>> begin

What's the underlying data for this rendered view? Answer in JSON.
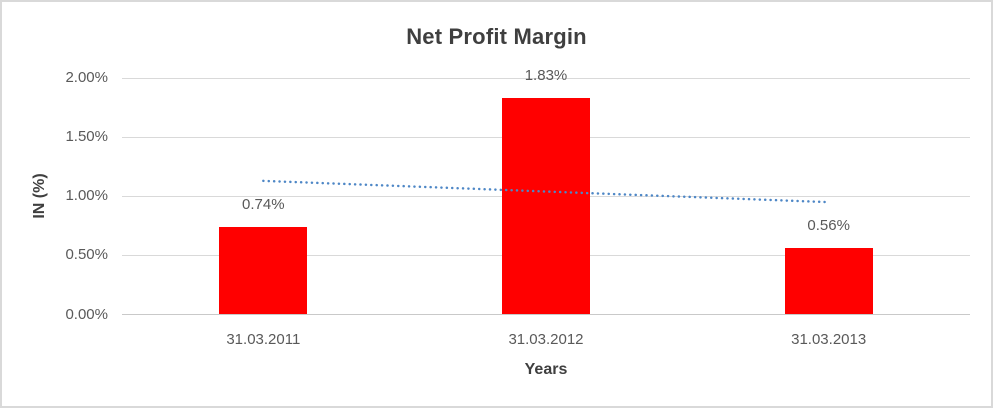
{
  "chart_data": {
    "type": "bar",
    "title": "Net Profit Margin",
    "xlabel": "Years",
    "ylabel": "IN (%)",
    "categories": [
      "31.03.2011",
      "31.03.2012",
      "31.03.2013"
    ],
    "values": [
      0.74,
      1.83,
      0.56
    ],
    "data_labels": [
      "0.74%",
      "1.83%",
      "0.56%"
    ],
    "y_ticks": [
      {
        "value": 0.0,
        "label": "0.00%"
      },
      {
        "value": 0.5,
        "label": "0.50%"
      },
      {
        "value": 1.0,
        "label": "1.00%"
      },
      {
        "value": 1.5,
        "label": "1.50%"
      },
      {
        "value": 2.0,
        "label": "2.00%"
      }
    ],
    "ylim": [
      0,
      2.0
    ],
    "grid": true,
    "legend": "none",
    "trendline": {
      "type": "linear",
      "style": "dotted",
      "start_value": 1.13,
      "end_value": 0.95
    },
    "colors": {
      "bar": "#FF0000",
      "trendline": "#4E87C6",
      "gridline": "#D9D9D9",
      "axis_line": "#C9C9C9",
      "tick_text": "#595959",
      "title_text": "#3F3F3F",
      "border": "#D9D9D9",
      "background": "#FFFFFF"
    }
  }
}
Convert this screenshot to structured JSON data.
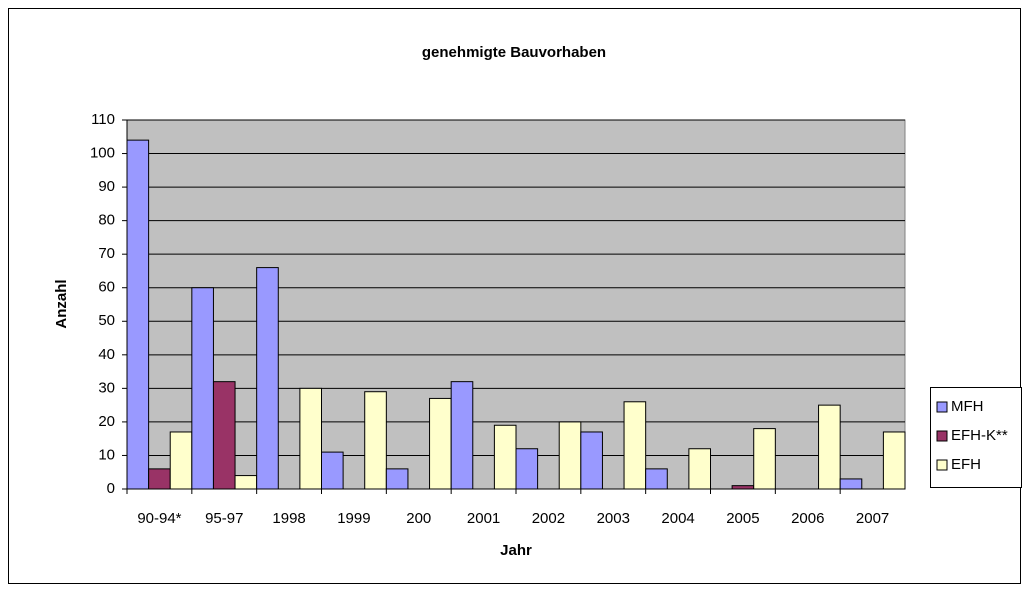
{
  "chart_data": {
    "type": "bar",
    "title": "genehmigte Bauvorhaben",
    "y_label": "Anzahl",
    "x_label": "Jahr",
    "categories": [
      "90-94*",
      "95-97",
      "1998",
      "1999",
      "200",
      "2001",
      "2002",
      "2003",
      "2004",
      "2005",
      "2006",
      "2007"
    ],
    "series": [
      {
        "name": "MFH",
        "color": "#9999ff",
        "values": [
          104,
          60,
          66,
          11,
          6,
          32,
          12,
          17,
          6,
          0,
          0,
          3
        ]
      },
      {
        "name": "EFH-K**",
        "color": "#993366",
        "values": [
          6,
          32,
          0,
          0,
          0,
          0,
          0,
          0,
          0,
          1,
          0,
          0
        ]
      },
      {
        "name": "EFH",
        "color": "#ffffcc",
        "values": [
          17,
          4,
          30,
          29,
          27,
          19,
          20,
          26,
          12,
          18,
          25,
          17
        ]
      }
    ],
    "ylim": [
      0,
      110
    ],
    "yticks": [
      0,
      10,
      20,
      30,
      40,
      50,
      60,
      70,
      80,
      90,
      100,
      110
    ],
    "grid": true,
    "legend": "right"
  }
}
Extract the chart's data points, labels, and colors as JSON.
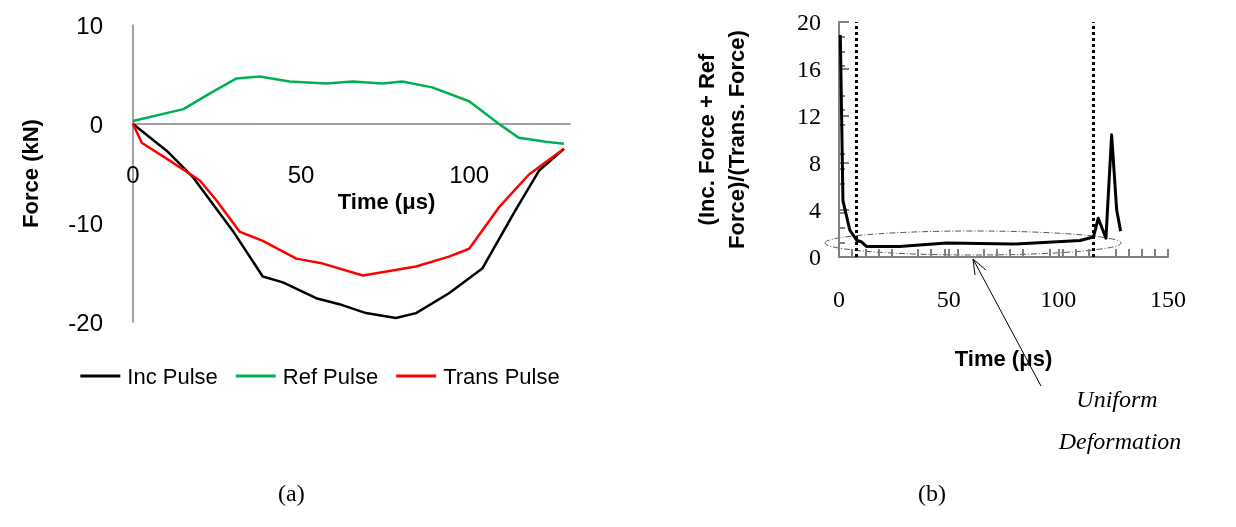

>> end

STATED TASK: Produce an exact reproduction of the lines from the line containing "Convert this screenshot" through the last line of the records. Any picture is left out.

SOLUTION FOR THIS EXERCISE:
Convert this screenshot to structured JSON data.
{
  "chart_data": {
    "type": "bar",
    "title": "genehmigte Bauvorhaben",
    "y_label": "Anzahl",
    "x_label": "Jahr",
    "categories": [
      "90-94*",
      "95-97",
      "1998",
      "1999",
      "200",
      "2001",
      "2002",
      "2003",
      "2004",
      "2005",
      "2006",
      "2007"
    ],
    "series": [
      {
        "name": "MFH",
        "color": "#9999ff",
        "values": [
          104,
          60,
          66,
          11,
          6,
          32,
          12,
          17,
          6,
          0,
          0,
          3
        ]
      },
      {
        "name": "EFH-K**",
        "color": "#993366",
        "values": [
          6,
          32,
          0,
          0,
          0,
          0,
          0,
          0,
          0,
          1,
          0,
          0
        ]
      },
      {
        "name": "EFH",
        "color": "#ffffcc",
        "values": [
          17,
          4,
          30,
          29,
          27,
          19,
          20,
          26,
          12,
          18,
          25,
          17
        ]
      }
    ],
    "ylim": [
      0,
      110
    ],
    "yticks": [
      0,
      10,
      20,
      30,
      40,
      50,
      60,
      70,
      80,
      90,
      100,
      110
    ],
    "grid": true,
    "legend": "right"
  }
}
Extract the chart's data points, labels, and colors as JSON.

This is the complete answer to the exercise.